-- TASK INPUTS start --
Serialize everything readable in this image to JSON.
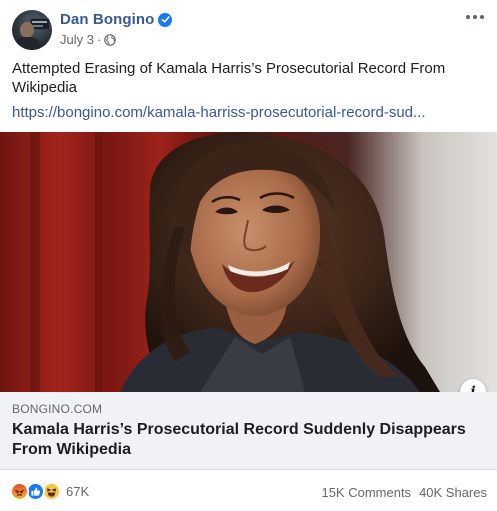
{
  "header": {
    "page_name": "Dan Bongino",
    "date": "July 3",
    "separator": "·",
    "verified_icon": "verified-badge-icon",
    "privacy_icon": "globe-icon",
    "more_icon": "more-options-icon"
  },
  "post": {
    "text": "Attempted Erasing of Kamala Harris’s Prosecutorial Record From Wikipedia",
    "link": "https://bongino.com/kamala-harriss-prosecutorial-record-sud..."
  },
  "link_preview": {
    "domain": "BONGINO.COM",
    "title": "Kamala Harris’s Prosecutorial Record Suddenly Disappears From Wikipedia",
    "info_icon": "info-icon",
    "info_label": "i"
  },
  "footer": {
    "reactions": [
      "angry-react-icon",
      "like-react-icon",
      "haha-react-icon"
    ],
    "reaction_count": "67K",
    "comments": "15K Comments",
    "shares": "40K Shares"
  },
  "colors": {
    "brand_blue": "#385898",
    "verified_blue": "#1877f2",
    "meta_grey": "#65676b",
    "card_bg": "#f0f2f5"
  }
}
-- TASK INPUTS end --
*EXERCISE DIRECTIONS:*
Find the word "From" in the data and show each line that holds it.

*RESPONSE TO THE TASK:*
    "text": "Attempted Erasing of Kamala Harris’s Prosecutorial Record From Wikipedia",
    "title": "Kamala Harris’s Prosecutorial Record Suddenly Disappears From Wikipedia",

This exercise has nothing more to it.